(YOUR OBJECTIVE) All of the records below must be output exactly, with no pictures carried over.

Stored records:
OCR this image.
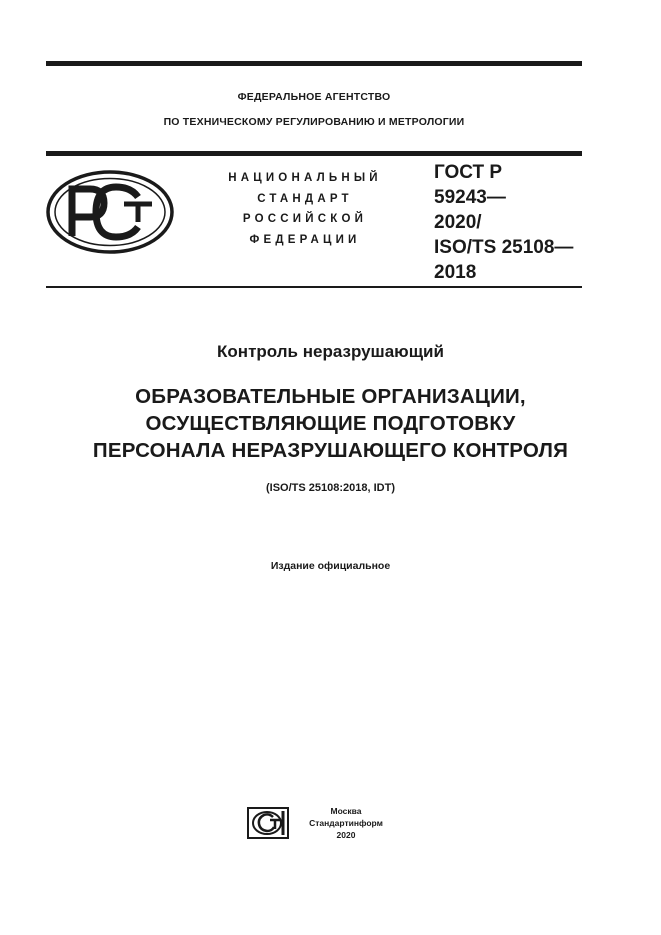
ФЕДЕРАЛЬНОЕ АГЕНТСТВО
ПО ТЕХНИЧЕСКОМУ РЕГУЛИРОВАНИЮ И МЕТРОЛОГИИ
НАЦИОНАЛЬНЫЙ
СТАНДАРТ
РОССИЙСКОЙ
ФЕДЕРАЦИИ
ГОСТ Р
59243—
2020/
ISO/TS 25108—
2018
Контроль неразрушающий
ОБРАЗОВАТЕЛЬНЫЕ ОРГАНИЗАЦИИ,
ОСУЩЕСТВЛЯЮЩИЕ ПОДГОТОВКУ
ПЕРСОНАЛА НЕРАЗРУШАЮЩЕГО КОНТРОЛЯ
(ISO/TS 25108:2018, IDT)
Издание официальное
Москва
Стандартинформ
2020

(CORRECT RESPONSE)
OCR this image.
ФЕДЕРАЛЬНОЕ АГЕНТСТВО
ПО ТЕХНИЧЕСКОМУ РЕГУЛИРОВАНИЮ И МЕТРОЛОГИИ
НАЦИОНАЛЬНЫЙ
СТАНДАРТ
РОССИЙСКОЙ
ФЕДЕРАЦИИ
ГОСТ Р
59243—
2020/
ISO/TS 25108—
2018
Контроль неразрушающий
ОБРАЗОВАТЕЛЬНЫЕ ОРГАНИЗАЦИИ,
ОСУЩЕСТВЛЯЮЩИЕ ПОДГОТОВКУ
ПЕРСОНАЛА НЕРАЗРУШАЮЩЕГО КОНТРОЛЯ
(ISO/TS 25108:2018, IDT)
Издание официальное
Москва
Стандартинформ
2020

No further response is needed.